EXERCISE TASK —
Output the data exactly, with every line intact.

MATERIAL TO PROCESS —
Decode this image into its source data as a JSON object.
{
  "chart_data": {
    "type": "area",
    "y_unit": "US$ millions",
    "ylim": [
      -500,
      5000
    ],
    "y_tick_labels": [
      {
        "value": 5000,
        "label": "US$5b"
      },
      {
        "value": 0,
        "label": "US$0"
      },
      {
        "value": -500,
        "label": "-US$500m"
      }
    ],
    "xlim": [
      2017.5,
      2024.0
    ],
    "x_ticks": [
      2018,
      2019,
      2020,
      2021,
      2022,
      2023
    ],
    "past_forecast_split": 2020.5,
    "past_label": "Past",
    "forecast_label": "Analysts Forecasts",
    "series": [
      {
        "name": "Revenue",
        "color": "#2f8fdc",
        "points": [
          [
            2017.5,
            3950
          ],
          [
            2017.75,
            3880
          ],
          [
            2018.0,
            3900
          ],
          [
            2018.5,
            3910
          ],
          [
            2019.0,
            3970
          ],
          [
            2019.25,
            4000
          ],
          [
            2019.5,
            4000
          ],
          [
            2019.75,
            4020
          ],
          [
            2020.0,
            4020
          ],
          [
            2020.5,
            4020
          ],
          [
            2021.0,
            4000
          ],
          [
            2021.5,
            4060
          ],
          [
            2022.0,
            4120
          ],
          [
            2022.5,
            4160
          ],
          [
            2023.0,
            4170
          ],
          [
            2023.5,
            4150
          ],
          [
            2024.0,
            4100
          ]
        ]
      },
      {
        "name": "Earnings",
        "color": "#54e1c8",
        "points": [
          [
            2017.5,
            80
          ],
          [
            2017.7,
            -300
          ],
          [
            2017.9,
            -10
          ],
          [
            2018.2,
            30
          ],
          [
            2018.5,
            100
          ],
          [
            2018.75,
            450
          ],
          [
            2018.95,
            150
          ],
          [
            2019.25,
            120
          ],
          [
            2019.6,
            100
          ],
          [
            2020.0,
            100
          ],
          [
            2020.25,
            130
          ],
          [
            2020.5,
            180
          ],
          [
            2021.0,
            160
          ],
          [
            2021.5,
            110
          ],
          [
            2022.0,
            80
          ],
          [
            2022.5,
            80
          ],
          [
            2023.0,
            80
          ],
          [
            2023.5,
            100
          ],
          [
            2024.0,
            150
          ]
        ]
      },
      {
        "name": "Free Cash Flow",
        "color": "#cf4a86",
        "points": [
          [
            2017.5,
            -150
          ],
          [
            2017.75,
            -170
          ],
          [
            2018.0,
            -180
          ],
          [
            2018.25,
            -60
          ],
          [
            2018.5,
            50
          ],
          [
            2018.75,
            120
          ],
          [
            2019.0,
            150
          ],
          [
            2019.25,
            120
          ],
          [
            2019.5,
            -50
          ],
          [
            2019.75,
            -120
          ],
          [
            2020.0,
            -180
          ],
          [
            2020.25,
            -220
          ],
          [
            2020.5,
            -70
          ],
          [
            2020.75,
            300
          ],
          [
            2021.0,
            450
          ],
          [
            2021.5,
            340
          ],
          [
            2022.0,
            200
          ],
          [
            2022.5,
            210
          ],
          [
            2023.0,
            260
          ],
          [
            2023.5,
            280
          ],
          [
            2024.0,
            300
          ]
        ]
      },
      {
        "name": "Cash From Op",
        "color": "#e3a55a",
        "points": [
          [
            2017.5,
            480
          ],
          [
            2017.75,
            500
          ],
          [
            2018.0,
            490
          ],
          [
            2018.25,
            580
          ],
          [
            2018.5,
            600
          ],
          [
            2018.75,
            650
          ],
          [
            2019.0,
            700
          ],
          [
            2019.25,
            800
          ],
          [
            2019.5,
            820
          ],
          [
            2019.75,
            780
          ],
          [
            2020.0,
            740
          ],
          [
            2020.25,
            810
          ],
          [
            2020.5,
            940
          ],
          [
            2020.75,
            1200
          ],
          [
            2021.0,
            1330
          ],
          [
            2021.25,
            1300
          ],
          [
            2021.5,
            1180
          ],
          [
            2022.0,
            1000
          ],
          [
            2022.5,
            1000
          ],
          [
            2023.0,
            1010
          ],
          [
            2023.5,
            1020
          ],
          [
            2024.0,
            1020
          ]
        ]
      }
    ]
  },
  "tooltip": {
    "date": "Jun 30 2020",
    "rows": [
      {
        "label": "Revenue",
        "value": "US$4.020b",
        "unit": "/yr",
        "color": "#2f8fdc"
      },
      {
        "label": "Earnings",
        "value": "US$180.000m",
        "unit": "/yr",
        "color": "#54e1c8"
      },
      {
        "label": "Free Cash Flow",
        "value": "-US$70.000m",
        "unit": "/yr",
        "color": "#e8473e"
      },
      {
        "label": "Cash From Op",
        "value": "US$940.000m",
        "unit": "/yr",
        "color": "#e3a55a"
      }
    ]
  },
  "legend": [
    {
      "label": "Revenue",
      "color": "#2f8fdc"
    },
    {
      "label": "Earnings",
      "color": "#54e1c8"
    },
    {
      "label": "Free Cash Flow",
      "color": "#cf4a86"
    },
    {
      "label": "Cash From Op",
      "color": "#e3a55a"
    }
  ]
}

EXPECTED ANSWER —
Decode this image into its source data as a JSON object.
{
  "chart_data": {
    "type": "area",
    "y_unit": "US$ millions",
    "ylim": [
      -500,
      5000
    ],
    "y_tick_labels": [
      {
        "value": 5000,
        "label": "US$5b"
      },
      {
        "value": 0,
        "label": "US$0"
      },
      {
        "value": -500,
        "label": "-US$500m"
      }
    ],
    "xlim": [
      2017.5,
      2024.0
    ],
    "x_ticks": [
      2018,
      2019,
      2020,
      2021,
      2022,
      2023
    ],
    "past_forecast_split": 2020.5,
    "past_label": "Past",
    "forecast_label": "Analysts Forecasts",
    "series": [
      {
        "name": "Revenue",
        "color": "#2f8fdc",
        "points": [
          [
            2017.5,
            3950
          ],
          [
            2017.75,
            3880
          ],
          [
            2018.0,
            3900
          ],
          [
            2018.5,
            3910
          ],
          [
            2019.0,
            3970
          ],
          [
            2019.25,
            4000
          ],
          [
            2019.5,
            4000
          ],
          [
            2019.75,
            4020
          ],
          [
            2020.0,
            4020
          ],
          [
            2020.5,
            4020
          ],
          [
            2021.0,
            4000
          ],
          [
            2021.5,
            4060
          ],
          [
            2022.0,
            4120
          ],
          [
            2022.5,
            4160
          ],
          [
            2023.0,
            4170
          ],
          [
            2023.5,
            4150
          ],
          [
            2024.0,
            4100
          ]
        ]
      },
      {
        "name": "Earnings",
        "color": "#54e1c8",
        "points": [
          [
            2017.5,
            80
          ],
          [
            2017.7,
            -300
          ],
          [
            2017.9,
            -10
          ],
          [
            2018.2,
            30
          ],
          [
            2018.5,
            100
          ],
          [
            2018.75,
            450
          ],
          [
            2018.95,
            150
          ],
          [
            2019.25,
            120
          ],
          [
            2019.6,
            100
          ],
          [
            2020.0,
            100
          ],
          [
            2020.25,
            130
          ],
          [
            2020.5,
            180
          ],
          [
            2021.0,
            160
          ],
          [
            2021.5,
            110
          ],
          [
            2022.0,
            80
          ],
          [
            2022.5,
            80
          ],
          [
            2023.0,
            80
          ],
          [
            2023.5,
            100
          ],
          [
            2024.0,
            150
          ]
        ]
      },
      {
        "name": "Free Cash Flow",
        "color": "#cf4a86",
        "points": [
          [
            2017.5,
            -150
          ],
          [
            2017.75,
            -170
          ],
          [
            2018.0,
            -180
          ],
          [
            2018.25,
            -60
          ],
          [
            2018.5,
            50
          ],
          [
            2018.75,
            120
          ],
          [
            2019.0,
            150
          ],
          [
            2019.25,
            120
          ],
          [
            2019.5,
            -50
          ],
          [
            2019.75,
            -120
          ],
          [
            2020.0,
            -180
          ],
          [
            2020.25,
            -220
          ],
          [
            2020.5,
            -70
          ],
          [
            2020.75,
            300
          ],
          [
            2021.0,
            450
          ],
          [
            2021.5,
            340
          ],
          [
            2022.0,
            200
          ],
          [
            2022.5,
            210
          ],
          [
            2023.0,
            260
          ],
          [
            2023.5,
            280
          ],
          [
            2024.0,
            300
          ]
        ]
      },
      {
        "name": "Cash From Op",
        "color": "#e3a55a",
        "points": [
          [
            2017.5,
            480
          ],
          [
            2017.75,
            500
          ],
          [
            2018.0,
            490
          ],
          [
            2018.25,
            580
          ],
          [
            2018.5,
            600
          ],
          [
            2018.75,
            650
          ],
          [
            2019.0,
            700
          ],
          [
            2019.25,
            800
          ],
          [
            2019.5,
            820
          ],
          [
            2019.75,
            780
          ],
          [
            2020.0,
            740
          ],
          [
            2020.25,
            810
          ],
          [
            2020.5,
            940
          ],
          [
            2020.75,
            1200
          ],
          [
            2021.0,
            1330
          ],
          [
            2021.25,
            1300
          ],
          [
            2021.5,
            1180
          ],
          [
            2022.0,
            1000
          ],
          [
            2022.5,
            1000
          ],
          [
            2023.0,
            1010
          ],
          [
            2023.5,
            1020
          ],
          [
            2024.0,
            1020
          ]
        ]
      }
    ]
  },
  "tooltip": {
    "date": "Jun 30 2020",
    "rows": [
      {
        "label": "Revenue",
        "value": "US$4.020b",
        "unit": "/yr",
        "color": "#2f8fdc"
      },
      {
        "label": "Earnings",
        "value": "US$180.000m",
        "unit": "/yr",
        "color": "#54e1c8"
      },
      {
        "label": "Free Cash Flow",
        "value": "-US$70.000m",
        "unit": "/yr",
        "color": "#e8473e"
      },
      {
        "label": "Cash From Op",
        "value": "US$940.000m",
        "unit": "/yr",
        "color": "#e3a55a"
      }
    ]
  },
  "legend": [
    {
      "label": "Revenue",
      "color": "#2f8fdc"
    },
    {
      "label": "Earnings",
      "color": "#54e1c8"
    },
    {
      "label": "Free Cash Flow",
      "color": "#cf4a86"
    },
    {
      "label": "Cash From Op",
      "color": "#e3a55a"
    }
  ]
}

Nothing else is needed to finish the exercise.